• RECORDS TO PROCESS:

+===+

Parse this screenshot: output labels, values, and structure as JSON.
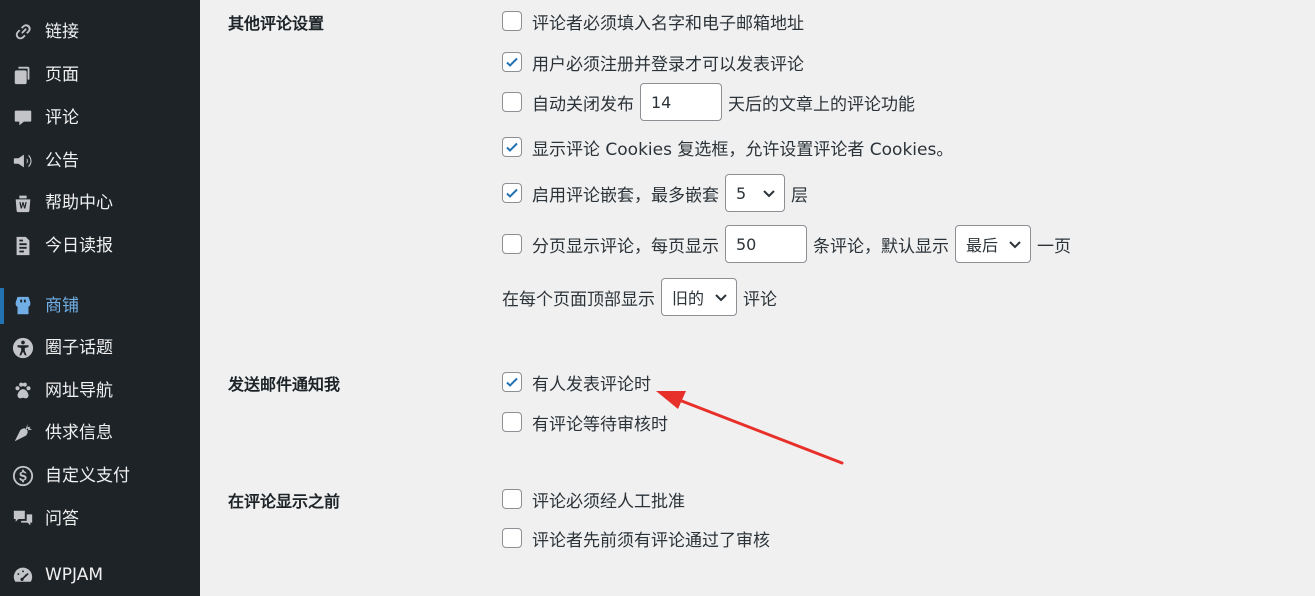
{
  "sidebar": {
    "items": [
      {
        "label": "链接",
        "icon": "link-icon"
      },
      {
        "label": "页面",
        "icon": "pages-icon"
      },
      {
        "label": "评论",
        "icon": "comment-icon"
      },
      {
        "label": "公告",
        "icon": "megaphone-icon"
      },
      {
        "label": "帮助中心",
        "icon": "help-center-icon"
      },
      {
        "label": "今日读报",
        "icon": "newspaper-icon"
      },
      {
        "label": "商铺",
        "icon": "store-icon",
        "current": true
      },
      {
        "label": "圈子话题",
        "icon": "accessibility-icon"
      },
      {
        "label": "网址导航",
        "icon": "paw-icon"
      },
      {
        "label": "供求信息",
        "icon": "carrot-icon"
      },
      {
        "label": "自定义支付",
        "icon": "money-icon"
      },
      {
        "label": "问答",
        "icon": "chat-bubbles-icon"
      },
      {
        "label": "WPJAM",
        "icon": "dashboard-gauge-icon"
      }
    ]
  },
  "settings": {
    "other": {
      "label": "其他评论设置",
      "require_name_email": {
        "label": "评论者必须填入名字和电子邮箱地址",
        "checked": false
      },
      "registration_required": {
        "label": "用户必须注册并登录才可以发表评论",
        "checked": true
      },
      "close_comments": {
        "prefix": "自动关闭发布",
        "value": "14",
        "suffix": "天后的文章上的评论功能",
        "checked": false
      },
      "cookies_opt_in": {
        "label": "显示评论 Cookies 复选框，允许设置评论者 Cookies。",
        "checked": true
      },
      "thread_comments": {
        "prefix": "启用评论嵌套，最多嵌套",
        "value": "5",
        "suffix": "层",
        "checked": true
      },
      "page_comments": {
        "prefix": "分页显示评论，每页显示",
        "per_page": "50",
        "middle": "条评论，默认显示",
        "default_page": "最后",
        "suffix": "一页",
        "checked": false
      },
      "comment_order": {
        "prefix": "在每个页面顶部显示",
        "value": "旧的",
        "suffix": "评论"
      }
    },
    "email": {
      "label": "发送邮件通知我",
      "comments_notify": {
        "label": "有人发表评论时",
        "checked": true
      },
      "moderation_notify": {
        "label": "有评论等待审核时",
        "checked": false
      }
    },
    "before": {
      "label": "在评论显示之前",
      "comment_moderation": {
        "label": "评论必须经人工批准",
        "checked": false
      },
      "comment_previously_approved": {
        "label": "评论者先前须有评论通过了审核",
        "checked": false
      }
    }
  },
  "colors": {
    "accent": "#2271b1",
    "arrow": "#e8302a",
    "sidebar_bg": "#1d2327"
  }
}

+===+

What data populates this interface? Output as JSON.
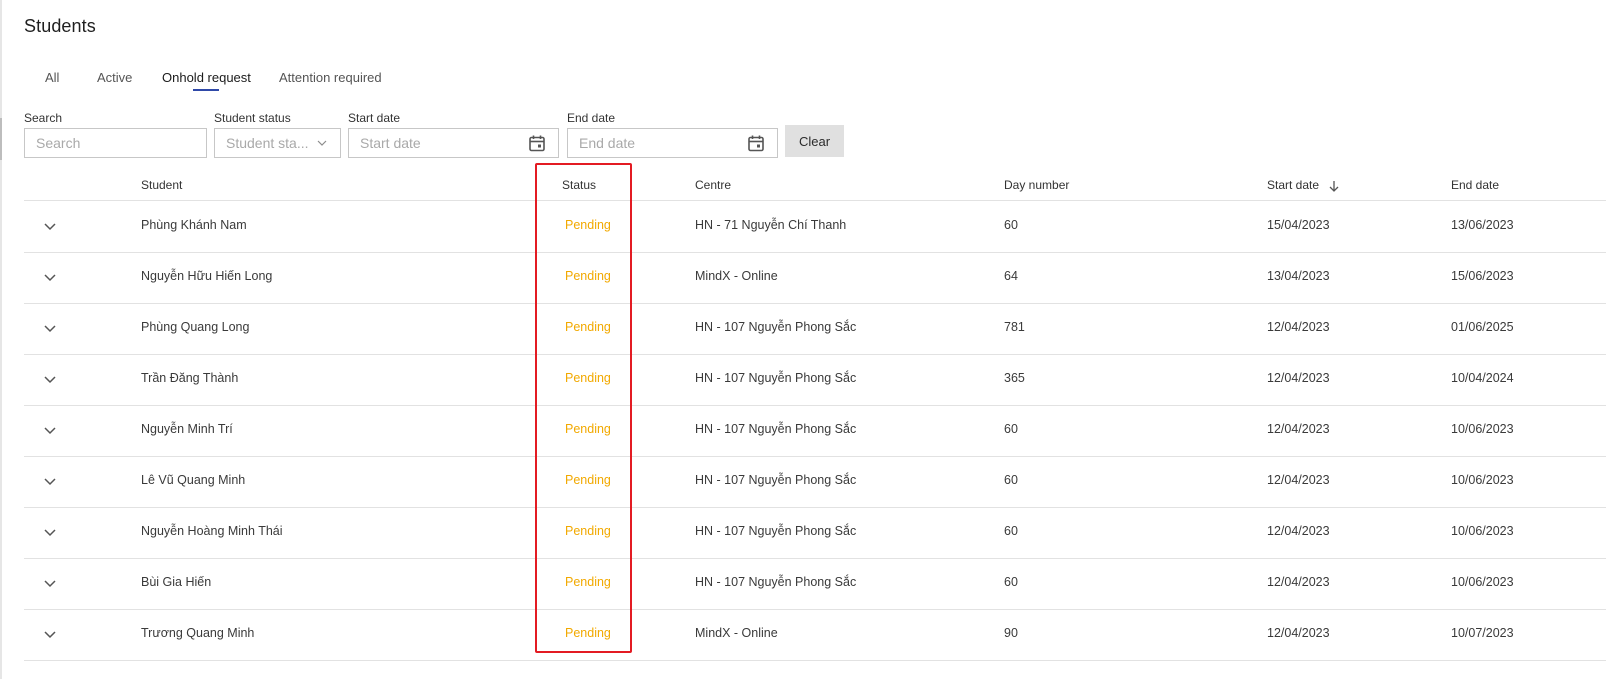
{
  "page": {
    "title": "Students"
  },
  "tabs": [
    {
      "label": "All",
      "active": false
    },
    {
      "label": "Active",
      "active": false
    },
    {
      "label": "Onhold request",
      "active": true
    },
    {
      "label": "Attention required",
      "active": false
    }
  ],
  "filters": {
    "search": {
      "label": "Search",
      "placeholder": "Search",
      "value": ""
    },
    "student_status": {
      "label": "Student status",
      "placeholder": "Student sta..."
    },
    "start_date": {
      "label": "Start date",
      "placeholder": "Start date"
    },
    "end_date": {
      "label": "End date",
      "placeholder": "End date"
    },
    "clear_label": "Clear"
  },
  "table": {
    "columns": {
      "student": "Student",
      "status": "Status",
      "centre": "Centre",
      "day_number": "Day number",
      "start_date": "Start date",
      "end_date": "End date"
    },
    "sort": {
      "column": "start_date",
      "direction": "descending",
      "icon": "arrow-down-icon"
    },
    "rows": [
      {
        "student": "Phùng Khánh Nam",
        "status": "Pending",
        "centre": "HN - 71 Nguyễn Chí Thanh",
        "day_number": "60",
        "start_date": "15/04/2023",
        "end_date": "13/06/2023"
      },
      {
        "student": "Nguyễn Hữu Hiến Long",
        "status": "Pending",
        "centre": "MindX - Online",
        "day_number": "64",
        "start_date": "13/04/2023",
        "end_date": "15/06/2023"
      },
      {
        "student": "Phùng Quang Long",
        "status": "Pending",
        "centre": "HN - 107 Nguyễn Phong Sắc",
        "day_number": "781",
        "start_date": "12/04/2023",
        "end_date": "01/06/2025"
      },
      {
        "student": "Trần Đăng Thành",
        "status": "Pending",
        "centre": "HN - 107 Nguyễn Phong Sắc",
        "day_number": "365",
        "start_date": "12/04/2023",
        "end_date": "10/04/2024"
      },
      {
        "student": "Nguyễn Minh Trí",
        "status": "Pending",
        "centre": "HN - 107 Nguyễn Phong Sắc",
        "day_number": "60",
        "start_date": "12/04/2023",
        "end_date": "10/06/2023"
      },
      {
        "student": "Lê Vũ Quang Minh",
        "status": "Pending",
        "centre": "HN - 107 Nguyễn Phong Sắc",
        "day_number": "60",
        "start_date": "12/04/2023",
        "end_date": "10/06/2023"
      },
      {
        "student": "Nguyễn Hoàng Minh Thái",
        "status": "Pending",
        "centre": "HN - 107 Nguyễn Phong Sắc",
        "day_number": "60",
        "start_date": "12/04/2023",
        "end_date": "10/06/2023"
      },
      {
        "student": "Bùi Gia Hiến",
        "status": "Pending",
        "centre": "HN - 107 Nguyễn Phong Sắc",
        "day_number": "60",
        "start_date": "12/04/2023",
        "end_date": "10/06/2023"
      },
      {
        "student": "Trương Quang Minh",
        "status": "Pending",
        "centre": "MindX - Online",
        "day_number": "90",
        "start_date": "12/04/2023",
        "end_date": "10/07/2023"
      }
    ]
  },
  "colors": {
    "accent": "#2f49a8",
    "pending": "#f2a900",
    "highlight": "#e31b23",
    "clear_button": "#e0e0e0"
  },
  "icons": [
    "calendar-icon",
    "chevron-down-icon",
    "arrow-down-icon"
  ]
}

+===+

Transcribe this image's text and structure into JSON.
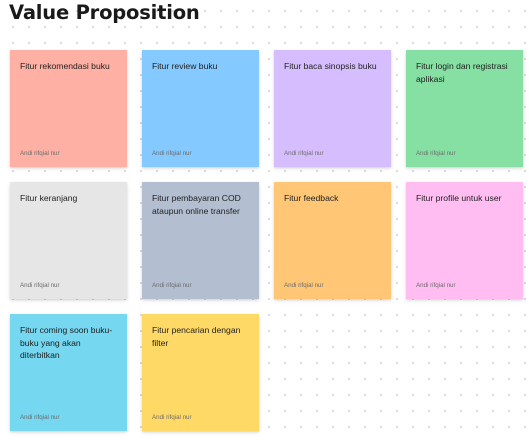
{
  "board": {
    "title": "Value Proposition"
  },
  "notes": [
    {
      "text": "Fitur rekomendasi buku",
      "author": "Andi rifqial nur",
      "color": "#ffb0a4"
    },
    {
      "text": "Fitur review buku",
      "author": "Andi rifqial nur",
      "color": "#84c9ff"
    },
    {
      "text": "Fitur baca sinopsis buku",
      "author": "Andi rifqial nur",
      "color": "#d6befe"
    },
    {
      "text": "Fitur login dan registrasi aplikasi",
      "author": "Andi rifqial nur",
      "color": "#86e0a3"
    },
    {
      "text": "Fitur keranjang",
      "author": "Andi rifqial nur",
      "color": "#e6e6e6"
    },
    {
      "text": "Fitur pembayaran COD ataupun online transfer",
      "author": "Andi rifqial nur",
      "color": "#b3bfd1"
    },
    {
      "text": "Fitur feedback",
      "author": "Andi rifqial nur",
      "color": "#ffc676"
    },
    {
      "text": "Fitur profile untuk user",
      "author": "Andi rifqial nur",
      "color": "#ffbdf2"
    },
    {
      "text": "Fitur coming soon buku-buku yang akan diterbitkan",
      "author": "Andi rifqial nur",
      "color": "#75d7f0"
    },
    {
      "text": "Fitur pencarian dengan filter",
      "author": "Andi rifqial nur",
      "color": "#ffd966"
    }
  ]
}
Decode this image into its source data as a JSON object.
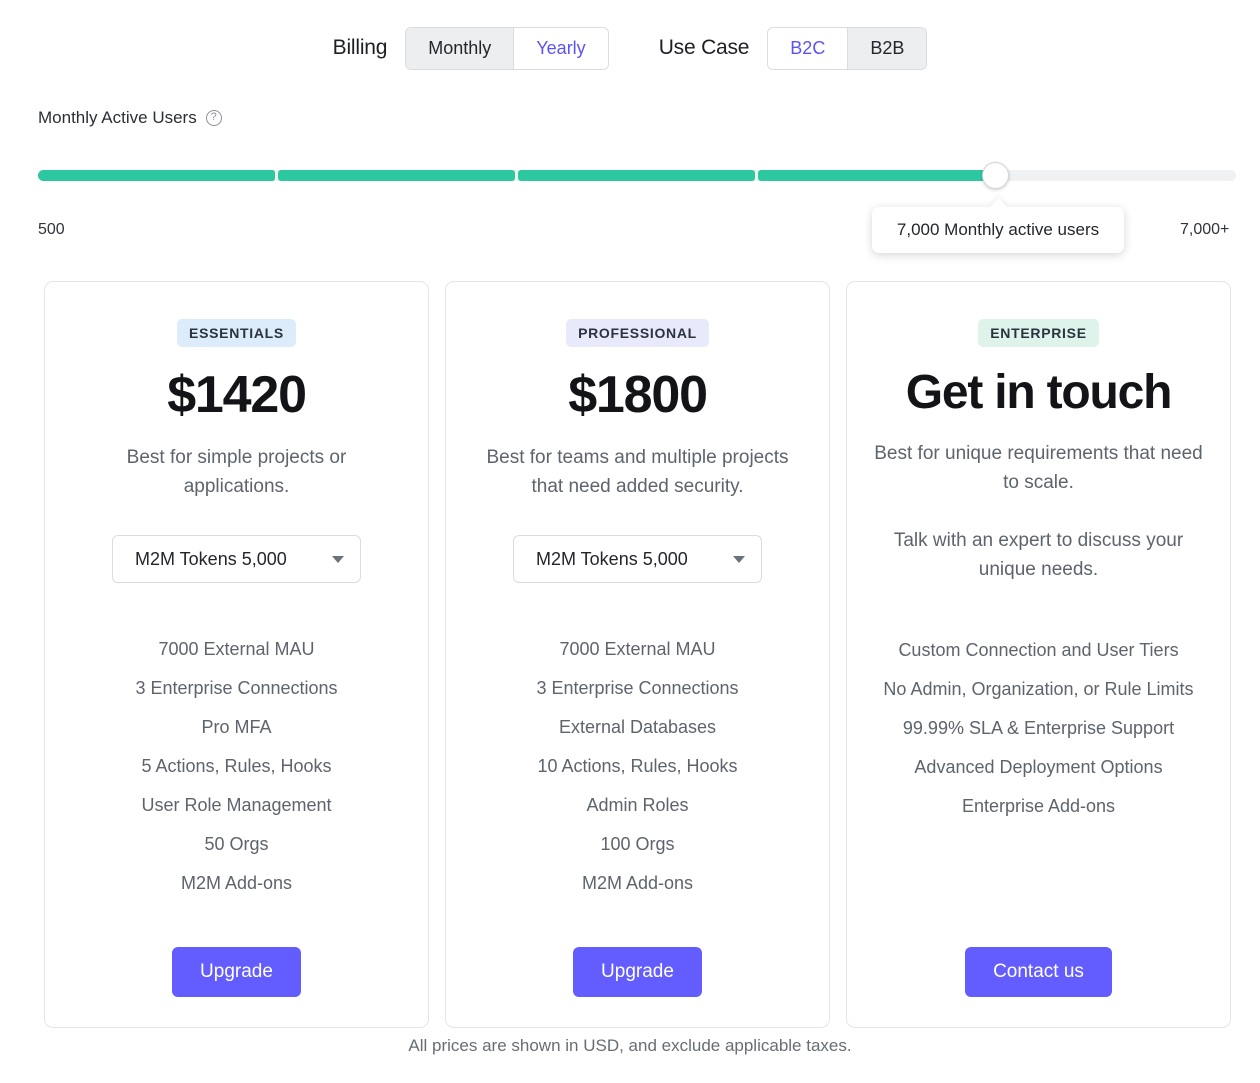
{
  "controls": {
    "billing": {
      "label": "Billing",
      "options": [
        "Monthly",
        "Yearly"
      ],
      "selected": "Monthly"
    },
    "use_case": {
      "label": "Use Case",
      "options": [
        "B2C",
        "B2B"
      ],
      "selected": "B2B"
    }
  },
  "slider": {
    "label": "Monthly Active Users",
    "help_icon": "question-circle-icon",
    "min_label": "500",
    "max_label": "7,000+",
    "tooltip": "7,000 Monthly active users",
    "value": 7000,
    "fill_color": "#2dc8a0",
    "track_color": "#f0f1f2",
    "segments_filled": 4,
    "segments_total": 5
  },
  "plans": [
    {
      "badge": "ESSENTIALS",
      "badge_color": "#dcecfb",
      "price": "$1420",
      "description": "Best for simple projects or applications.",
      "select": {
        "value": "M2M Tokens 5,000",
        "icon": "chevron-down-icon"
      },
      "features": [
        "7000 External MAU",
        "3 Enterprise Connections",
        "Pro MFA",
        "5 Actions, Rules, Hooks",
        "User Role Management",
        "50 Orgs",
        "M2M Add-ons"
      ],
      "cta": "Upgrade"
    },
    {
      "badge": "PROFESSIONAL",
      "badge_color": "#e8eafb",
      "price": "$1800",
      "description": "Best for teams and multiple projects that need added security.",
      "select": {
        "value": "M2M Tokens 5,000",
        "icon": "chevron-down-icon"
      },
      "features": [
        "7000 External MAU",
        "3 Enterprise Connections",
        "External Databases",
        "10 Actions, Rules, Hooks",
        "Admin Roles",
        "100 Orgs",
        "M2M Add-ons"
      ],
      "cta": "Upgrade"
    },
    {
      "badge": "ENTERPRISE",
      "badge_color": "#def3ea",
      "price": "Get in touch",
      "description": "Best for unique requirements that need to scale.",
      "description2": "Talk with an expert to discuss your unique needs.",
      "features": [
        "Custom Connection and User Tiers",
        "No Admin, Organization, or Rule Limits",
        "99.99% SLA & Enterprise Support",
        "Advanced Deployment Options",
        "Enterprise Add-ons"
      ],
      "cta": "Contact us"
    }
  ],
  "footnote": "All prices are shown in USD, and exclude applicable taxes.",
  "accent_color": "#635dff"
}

+===+

• GOAL: Among the entries above, identify all lines with "that" and copy them.

• TASK ANSWER:
      "description": "Best for teams and multiple projects that need added security.",
      "description": "Best for unique requirements that need to scale.",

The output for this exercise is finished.